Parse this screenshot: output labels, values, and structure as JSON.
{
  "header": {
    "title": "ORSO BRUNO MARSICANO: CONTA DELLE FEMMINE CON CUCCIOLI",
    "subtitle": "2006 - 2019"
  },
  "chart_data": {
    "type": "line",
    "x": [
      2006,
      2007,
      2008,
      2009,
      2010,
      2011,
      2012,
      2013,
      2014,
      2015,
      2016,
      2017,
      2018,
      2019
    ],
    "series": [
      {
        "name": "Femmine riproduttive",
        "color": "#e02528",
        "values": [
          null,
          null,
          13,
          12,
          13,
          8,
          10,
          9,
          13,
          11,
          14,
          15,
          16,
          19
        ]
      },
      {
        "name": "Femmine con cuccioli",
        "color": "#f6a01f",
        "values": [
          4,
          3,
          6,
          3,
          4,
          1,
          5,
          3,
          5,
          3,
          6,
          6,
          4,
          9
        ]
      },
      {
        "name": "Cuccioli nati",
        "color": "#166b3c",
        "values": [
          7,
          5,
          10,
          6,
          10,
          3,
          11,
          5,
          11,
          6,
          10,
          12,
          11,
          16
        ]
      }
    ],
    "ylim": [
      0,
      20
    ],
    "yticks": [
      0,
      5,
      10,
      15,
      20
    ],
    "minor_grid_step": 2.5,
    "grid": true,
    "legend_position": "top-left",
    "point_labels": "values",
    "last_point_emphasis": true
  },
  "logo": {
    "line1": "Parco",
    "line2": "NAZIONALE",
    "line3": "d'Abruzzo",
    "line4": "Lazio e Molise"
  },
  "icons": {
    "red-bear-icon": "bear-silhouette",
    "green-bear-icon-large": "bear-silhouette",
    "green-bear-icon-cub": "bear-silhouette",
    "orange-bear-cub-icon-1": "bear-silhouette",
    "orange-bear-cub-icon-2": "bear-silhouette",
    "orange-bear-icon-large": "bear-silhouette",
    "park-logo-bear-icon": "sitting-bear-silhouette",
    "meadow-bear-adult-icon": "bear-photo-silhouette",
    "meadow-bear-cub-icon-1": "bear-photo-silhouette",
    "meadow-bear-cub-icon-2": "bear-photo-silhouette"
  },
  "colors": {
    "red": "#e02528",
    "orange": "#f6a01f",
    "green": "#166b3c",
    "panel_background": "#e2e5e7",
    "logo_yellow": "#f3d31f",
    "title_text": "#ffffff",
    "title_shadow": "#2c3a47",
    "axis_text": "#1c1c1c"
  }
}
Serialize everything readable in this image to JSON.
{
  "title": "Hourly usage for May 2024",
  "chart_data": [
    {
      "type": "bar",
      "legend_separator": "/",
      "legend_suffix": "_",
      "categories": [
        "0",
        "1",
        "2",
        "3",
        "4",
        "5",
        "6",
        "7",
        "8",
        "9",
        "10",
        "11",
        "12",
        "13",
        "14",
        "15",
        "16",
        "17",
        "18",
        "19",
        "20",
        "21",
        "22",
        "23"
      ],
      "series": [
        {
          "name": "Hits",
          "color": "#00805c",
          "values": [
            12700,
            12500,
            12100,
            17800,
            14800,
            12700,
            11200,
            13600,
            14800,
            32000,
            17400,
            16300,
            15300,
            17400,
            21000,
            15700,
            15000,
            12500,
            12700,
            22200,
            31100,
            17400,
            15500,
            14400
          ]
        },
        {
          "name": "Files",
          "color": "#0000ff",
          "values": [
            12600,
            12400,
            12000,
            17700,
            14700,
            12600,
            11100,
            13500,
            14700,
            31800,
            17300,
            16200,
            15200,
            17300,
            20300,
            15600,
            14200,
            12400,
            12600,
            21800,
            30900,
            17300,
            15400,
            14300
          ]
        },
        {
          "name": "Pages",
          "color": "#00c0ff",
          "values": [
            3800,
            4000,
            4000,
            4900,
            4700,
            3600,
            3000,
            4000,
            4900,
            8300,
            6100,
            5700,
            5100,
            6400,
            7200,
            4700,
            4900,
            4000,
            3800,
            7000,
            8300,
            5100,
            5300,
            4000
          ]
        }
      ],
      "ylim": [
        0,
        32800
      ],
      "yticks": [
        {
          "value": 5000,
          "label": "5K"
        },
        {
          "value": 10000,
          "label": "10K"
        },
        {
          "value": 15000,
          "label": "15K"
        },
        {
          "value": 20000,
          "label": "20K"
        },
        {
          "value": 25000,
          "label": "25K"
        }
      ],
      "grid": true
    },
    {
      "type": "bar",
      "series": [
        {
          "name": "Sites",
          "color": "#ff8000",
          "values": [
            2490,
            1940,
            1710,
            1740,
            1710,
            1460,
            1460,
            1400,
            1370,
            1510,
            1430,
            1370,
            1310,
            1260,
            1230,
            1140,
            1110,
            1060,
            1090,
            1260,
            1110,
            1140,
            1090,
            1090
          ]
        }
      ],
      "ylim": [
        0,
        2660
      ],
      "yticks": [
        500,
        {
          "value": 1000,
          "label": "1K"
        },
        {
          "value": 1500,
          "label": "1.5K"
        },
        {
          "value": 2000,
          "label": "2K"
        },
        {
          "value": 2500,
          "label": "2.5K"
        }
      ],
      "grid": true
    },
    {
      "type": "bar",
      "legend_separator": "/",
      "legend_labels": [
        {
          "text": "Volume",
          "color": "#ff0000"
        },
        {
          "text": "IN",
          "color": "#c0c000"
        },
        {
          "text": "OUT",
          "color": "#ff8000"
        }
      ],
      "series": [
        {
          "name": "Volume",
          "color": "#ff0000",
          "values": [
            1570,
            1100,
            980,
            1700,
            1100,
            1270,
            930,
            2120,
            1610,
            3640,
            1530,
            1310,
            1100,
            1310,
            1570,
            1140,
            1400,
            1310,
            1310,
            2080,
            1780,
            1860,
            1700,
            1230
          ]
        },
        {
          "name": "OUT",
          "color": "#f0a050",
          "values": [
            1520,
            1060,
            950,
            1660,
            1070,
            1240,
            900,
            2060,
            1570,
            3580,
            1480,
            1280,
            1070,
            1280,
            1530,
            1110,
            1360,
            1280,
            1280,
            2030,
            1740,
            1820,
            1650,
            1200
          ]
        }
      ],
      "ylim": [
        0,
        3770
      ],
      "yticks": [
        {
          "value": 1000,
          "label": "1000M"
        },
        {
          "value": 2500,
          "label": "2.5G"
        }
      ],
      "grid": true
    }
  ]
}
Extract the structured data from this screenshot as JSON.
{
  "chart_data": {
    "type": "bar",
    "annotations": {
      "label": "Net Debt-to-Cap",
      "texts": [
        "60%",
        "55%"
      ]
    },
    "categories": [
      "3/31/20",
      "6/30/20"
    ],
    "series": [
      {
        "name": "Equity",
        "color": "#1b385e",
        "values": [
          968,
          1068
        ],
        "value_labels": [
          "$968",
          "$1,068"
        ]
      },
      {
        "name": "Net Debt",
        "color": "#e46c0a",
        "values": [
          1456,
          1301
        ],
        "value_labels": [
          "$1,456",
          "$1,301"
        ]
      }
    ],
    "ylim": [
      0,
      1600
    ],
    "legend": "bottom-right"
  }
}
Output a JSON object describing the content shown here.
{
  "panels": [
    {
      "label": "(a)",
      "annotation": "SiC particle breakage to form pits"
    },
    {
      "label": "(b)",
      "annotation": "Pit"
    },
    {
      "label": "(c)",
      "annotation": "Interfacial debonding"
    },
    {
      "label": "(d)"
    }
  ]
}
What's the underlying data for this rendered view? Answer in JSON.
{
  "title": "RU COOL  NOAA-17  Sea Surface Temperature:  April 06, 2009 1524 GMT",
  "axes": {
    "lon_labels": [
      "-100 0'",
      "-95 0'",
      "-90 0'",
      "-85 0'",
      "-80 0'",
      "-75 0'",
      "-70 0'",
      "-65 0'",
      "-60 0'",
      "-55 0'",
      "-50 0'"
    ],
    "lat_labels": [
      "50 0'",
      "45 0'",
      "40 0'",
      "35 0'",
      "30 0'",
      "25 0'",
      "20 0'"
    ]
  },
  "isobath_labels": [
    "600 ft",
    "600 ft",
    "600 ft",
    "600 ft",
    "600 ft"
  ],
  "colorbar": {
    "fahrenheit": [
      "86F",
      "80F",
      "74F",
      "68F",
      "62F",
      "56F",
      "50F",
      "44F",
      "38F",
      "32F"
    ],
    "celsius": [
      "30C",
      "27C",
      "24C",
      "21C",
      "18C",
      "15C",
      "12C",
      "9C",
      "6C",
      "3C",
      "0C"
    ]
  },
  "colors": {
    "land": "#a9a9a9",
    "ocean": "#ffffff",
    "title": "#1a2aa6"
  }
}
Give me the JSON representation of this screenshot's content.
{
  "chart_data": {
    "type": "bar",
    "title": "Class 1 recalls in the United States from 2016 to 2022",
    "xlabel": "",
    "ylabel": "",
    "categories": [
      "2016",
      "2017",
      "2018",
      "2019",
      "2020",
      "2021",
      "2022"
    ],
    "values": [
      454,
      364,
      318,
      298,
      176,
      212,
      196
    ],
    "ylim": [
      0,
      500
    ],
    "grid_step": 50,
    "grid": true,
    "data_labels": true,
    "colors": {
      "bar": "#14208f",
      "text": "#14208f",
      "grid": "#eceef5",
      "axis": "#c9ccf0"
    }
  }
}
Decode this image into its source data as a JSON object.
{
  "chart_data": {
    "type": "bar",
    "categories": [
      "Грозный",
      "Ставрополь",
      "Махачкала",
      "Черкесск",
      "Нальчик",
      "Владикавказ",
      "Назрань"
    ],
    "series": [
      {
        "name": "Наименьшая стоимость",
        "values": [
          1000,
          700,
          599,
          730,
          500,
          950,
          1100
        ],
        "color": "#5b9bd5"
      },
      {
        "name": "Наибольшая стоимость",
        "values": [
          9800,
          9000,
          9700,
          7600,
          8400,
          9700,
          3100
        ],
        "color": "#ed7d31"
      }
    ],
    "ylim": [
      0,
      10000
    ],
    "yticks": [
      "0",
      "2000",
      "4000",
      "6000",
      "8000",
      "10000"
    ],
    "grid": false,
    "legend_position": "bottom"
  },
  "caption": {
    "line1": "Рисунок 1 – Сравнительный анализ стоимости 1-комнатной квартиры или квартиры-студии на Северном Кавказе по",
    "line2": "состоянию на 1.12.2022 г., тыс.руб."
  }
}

● ● ● ● ●

[Task directions]: Locate the word "content" in the records above, and return each line that has it.

[Problem solution]:
Output a JSON object describing the content shown here.
Give me the JSON representation of this screenshot's content.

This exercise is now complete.